→ REQUIREMENT
Restate the data word for word and leave the images out.

────

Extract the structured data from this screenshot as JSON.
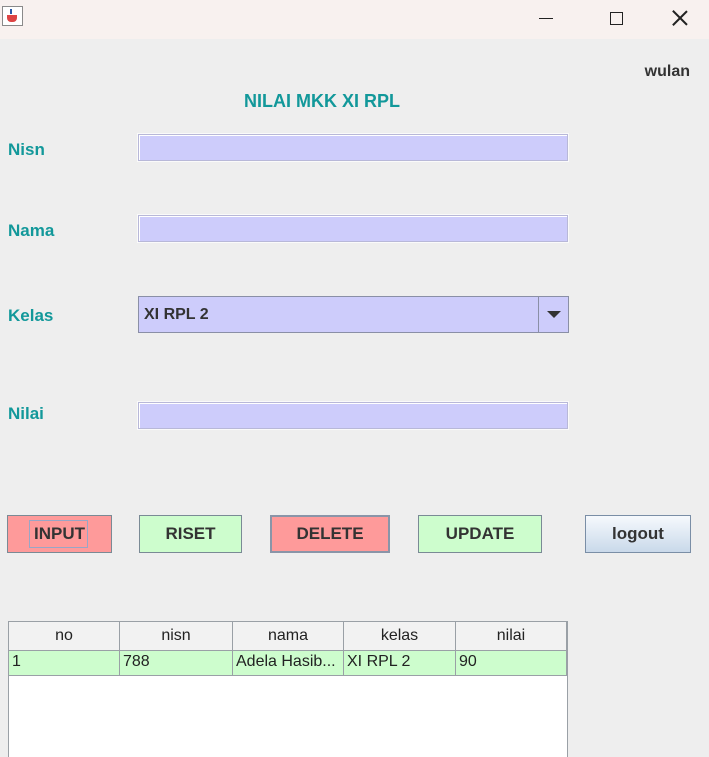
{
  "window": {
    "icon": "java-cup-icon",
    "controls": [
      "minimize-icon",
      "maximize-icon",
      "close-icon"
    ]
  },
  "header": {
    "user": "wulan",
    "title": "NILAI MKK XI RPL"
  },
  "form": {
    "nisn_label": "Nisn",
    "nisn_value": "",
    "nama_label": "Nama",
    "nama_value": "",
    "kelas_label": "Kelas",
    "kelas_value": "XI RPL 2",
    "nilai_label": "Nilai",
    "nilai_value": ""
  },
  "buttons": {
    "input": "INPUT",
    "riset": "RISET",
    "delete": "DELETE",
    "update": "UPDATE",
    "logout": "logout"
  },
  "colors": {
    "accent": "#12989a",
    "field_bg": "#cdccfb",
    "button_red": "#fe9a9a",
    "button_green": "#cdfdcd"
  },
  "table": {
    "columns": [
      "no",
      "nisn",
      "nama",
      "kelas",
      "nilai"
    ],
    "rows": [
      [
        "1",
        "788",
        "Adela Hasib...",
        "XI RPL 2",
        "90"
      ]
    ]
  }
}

────

→ SOLUTION BELOW
Extract the structured data from this screenshot as JSON.
{
  "window": {
    "icon": "java-cup-icon",
    "controls": [
      "minimize-icon",
      "maximize-icon",
      "close-icon"
    ]
  },
  "header": {
    "user": "wulan",
    "title": "NILAI MKK XI RPL"
  },
  "form": {
    "nisn_label": "Nisn",
    "nisn_value": "",
    "nama_label": "Nama",
    "nama_value": "",
    "kelas_label": "Kelas",
    "kelas_value": "XI RPL 2",
    "nilai_label": "Nilai",
    "nilai_value": ""
  },
  "buttons": {
    "input": "INPUT",
    "riset": "RISET",
    "delete": "DELETE",
    "update": "UPDATE",
    "logout": "logout"
  },
  "colors": {
    "accent": "#12989a",
    "field_bg": "#cdccfb",
    "button_red": "#fe9a9a",
    "button_green": "#cdfdcd"
  },
  "table": {
    "columns": [
      "no",
      "nisn",
      "nama",
      "kelas",
      "nilai"
    ],
    "rows": [
      [
        "1",
        "788",
        "Adela Hasib...",
        "XI RPL 2",
        "90"
      ]
    ]
  }
}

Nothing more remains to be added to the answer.